-------- Dataset --------

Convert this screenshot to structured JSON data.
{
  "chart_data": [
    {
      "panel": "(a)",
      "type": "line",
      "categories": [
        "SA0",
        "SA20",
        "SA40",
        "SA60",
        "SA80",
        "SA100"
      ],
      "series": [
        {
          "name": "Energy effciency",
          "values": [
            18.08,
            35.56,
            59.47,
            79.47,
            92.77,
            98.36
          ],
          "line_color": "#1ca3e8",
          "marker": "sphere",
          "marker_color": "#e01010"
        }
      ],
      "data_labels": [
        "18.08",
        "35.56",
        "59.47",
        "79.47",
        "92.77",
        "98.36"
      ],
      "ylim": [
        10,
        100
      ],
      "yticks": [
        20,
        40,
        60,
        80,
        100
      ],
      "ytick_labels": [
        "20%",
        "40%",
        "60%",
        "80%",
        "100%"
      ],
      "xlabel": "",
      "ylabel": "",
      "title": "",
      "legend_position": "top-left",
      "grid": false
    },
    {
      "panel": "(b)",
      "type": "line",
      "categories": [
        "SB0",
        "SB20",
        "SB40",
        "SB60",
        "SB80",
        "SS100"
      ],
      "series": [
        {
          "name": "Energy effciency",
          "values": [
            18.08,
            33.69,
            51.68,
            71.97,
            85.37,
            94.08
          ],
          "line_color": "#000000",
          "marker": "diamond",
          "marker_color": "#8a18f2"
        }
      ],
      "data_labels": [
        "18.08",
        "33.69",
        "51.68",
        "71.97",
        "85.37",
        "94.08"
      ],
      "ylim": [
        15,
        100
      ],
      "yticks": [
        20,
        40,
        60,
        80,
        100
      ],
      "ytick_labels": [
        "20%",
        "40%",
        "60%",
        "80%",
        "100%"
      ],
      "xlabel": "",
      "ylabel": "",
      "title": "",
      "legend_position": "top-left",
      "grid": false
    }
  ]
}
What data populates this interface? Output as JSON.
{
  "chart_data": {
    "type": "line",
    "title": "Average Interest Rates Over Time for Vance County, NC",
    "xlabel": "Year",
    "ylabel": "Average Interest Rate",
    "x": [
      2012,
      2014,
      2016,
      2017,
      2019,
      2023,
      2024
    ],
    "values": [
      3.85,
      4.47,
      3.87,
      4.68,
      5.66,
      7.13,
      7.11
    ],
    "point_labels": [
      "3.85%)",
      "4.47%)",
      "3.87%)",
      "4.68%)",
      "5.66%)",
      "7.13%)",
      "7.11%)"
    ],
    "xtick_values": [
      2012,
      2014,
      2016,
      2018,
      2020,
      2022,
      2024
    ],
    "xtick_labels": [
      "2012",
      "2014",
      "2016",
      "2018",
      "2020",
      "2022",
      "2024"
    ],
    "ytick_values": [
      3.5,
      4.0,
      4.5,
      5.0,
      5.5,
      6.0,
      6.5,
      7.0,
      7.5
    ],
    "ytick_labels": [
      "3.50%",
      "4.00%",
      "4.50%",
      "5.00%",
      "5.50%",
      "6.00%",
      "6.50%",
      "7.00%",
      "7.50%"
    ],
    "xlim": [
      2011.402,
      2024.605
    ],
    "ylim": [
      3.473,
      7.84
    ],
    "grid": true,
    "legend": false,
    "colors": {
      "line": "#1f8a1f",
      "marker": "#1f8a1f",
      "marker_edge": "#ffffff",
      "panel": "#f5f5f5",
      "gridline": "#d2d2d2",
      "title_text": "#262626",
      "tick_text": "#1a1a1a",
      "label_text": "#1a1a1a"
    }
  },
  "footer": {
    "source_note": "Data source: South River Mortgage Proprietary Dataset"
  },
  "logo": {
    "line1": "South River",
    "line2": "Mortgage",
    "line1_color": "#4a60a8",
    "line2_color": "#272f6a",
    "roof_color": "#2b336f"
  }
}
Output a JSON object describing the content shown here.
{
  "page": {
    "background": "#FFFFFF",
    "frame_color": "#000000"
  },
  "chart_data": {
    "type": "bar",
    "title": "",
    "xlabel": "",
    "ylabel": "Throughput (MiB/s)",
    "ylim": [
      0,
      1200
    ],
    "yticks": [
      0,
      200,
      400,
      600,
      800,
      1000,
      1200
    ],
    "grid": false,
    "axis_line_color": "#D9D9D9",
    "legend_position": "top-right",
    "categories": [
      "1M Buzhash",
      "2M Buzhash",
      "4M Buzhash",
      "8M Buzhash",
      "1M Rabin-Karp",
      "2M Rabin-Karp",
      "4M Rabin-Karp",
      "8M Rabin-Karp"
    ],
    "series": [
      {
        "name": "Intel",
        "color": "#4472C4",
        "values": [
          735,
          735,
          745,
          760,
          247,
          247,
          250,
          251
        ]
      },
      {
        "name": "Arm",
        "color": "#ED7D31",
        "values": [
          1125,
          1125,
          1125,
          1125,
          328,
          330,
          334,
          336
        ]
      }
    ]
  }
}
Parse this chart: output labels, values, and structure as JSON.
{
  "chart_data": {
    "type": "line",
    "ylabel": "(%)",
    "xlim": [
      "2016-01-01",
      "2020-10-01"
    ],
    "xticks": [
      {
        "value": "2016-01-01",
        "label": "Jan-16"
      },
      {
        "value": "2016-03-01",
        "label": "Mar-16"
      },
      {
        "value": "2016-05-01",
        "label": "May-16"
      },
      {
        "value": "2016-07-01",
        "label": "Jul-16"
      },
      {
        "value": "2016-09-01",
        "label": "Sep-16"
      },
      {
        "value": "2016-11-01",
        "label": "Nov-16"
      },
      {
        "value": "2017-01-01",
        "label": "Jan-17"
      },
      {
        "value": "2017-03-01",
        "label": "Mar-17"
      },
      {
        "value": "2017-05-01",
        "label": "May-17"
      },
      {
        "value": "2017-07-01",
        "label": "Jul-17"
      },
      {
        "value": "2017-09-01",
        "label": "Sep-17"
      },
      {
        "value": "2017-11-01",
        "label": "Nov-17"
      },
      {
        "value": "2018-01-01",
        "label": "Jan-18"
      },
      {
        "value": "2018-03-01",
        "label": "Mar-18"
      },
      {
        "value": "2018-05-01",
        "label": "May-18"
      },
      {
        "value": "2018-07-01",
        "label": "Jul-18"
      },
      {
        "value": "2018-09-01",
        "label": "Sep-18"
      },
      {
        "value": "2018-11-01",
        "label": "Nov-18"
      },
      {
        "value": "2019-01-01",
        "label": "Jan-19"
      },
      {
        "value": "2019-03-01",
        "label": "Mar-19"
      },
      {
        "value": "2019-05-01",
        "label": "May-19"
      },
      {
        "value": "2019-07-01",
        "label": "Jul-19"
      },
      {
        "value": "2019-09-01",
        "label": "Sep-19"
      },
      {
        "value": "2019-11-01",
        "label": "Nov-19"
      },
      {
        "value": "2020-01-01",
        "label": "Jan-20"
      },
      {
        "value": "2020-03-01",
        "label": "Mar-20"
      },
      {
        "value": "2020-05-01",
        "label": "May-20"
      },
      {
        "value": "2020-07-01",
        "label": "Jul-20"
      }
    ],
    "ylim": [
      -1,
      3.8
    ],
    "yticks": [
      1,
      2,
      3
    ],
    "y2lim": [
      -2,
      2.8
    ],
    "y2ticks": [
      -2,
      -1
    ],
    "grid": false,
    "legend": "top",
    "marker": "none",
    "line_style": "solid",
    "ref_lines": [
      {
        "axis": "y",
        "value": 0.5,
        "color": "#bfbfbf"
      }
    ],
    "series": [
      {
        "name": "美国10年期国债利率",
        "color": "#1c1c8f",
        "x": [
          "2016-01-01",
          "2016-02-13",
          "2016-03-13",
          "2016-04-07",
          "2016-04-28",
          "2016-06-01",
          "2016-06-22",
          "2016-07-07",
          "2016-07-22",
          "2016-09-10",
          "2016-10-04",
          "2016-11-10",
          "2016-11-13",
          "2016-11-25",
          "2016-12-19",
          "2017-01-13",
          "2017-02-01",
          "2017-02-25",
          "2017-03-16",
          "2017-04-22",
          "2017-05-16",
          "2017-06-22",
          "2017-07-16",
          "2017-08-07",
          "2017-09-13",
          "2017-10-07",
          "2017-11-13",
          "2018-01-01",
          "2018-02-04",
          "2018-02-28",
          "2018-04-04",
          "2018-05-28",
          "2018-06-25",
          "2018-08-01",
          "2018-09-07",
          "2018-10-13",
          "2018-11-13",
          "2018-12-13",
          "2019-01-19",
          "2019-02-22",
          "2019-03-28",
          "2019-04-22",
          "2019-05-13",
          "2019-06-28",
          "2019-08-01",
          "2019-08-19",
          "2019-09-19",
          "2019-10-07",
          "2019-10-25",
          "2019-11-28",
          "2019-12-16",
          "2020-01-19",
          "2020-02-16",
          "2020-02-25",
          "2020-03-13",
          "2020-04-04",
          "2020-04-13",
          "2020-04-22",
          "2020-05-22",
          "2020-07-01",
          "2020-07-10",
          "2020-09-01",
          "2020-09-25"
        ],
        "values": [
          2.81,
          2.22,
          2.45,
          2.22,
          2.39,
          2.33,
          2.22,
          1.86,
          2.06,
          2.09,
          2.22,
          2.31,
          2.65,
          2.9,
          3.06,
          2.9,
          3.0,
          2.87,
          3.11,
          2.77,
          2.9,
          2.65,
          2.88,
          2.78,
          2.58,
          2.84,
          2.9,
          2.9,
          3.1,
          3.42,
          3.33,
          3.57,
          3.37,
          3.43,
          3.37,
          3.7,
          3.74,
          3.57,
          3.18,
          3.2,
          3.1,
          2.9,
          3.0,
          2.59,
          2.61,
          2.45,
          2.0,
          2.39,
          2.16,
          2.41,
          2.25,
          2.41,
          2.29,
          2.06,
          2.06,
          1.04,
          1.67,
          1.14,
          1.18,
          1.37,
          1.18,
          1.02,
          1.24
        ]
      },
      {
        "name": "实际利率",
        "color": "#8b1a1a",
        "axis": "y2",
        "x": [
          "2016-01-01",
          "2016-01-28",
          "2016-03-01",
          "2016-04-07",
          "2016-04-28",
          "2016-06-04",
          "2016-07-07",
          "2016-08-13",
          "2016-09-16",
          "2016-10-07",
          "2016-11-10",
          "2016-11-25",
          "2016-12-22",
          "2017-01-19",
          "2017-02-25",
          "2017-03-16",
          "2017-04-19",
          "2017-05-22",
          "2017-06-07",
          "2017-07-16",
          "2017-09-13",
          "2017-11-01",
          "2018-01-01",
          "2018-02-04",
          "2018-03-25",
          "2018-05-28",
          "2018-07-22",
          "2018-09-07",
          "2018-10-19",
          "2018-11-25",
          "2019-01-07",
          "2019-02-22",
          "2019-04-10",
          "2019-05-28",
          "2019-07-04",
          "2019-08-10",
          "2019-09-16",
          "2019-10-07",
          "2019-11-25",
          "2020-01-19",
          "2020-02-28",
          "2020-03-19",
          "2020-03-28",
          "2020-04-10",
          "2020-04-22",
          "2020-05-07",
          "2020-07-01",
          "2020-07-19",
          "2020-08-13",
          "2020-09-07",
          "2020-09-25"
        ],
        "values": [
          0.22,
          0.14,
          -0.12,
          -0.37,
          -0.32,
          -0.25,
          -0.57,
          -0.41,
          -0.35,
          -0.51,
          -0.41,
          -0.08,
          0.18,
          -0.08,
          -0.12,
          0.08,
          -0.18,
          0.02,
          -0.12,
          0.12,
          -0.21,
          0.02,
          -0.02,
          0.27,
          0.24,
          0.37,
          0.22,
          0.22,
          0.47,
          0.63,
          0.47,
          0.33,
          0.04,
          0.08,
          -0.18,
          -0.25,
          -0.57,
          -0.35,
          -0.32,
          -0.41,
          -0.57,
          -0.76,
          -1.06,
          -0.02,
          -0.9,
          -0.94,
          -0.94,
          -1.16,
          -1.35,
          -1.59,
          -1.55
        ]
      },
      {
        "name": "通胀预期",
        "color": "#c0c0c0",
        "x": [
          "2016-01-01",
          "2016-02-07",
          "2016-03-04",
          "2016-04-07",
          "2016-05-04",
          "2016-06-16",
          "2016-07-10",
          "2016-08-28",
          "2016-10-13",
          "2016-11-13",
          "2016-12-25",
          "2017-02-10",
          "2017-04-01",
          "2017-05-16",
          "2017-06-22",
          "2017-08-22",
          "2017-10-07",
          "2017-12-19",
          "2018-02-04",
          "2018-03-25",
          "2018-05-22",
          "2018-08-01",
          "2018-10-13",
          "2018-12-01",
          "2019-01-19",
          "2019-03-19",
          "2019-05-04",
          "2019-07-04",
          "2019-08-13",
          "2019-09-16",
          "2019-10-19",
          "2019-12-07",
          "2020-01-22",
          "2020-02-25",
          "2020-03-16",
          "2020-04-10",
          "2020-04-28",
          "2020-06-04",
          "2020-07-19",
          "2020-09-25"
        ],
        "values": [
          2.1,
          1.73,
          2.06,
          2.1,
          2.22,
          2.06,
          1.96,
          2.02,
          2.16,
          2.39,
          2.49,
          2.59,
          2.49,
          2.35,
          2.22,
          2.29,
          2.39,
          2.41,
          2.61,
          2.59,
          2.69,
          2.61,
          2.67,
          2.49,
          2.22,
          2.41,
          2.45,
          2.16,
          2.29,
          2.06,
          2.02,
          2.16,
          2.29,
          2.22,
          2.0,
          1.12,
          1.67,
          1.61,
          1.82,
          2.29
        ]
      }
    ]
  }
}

--------

* Given instruction
Say how many lines of the data include the word "JSON". Nothing other than the number should be given.

* The solution
4